┌────────

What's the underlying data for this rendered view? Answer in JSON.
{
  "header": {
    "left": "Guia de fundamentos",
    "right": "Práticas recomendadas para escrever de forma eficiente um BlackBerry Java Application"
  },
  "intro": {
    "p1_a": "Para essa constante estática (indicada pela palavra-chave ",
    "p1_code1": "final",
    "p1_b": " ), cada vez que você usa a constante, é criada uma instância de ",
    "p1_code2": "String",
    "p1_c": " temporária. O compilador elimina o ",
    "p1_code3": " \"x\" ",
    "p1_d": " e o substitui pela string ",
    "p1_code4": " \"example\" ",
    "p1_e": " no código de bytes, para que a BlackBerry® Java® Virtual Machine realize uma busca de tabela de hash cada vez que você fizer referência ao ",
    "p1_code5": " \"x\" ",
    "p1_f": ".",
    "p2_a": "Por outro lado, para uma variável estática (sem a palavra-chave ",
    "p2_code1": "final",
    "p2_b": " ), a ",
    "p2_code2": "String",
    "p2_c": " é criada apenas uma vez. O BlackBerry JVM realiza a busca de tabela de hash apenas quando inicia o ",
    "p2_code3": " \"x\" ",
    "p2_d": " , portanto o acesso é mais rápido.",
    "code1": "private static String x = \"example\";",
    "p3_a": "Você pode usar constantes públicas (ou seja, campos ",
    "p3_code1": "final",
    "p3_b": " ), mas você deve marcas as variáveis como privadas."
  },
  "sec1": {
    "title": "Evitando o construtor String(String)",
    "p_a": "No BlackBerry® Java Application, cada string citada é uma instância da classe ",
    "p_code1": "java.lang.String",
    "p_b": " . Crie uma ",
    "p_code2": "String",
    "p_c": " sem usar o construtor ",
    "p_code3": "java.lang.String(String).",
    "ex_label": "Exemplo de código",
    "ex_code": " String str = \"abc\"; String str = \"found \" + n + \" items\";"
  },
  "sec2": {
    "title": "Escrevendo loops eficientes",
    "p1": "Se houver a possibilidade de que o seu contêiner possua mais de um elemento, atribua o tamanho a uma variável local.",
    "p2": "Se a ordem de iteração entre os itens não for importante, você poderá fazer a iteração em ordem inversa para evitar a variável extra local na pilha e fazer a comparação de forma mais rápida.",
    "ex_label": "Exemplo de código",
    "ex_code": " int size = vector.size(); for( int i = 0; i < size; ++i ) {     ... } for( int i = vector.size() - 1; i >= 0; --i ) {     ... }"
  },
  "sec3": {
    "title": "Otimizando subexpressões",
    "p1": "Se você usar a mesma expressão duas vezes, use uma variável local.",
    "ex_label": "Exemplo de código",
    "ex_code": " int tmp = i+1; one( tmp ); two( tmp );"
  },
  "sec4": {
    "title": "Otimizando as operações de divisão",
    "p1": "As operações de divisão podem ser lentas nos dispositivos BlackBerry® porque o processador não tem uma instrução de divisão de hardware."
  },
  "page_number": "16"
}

└────────
┌────────

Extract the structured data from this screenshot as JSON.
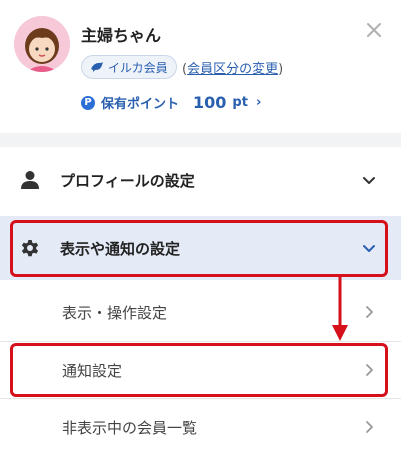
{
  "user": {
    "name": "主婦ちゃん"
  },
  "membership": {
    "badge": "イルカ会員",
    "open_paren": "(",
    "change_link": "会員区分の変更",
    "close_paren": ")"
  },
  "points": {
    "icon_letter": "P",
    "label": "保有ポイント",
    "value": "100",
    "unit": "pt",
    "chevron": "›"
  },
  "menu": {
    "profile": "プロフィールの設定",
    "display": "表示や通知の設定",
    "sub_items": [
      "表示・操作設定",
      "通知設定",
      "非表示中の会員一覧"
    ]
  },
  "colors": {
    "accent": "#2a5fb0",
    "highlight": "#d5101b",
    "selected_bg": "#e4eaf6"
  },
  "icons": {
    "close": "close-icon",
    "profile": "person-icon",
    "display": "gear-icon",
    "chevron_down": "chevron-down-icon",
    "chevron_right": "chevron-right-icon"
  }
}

└────────

* [Exercise goal]: How many lines of these entries hold the string "data"? Answer with the number alone.

* [Exercise output]: 2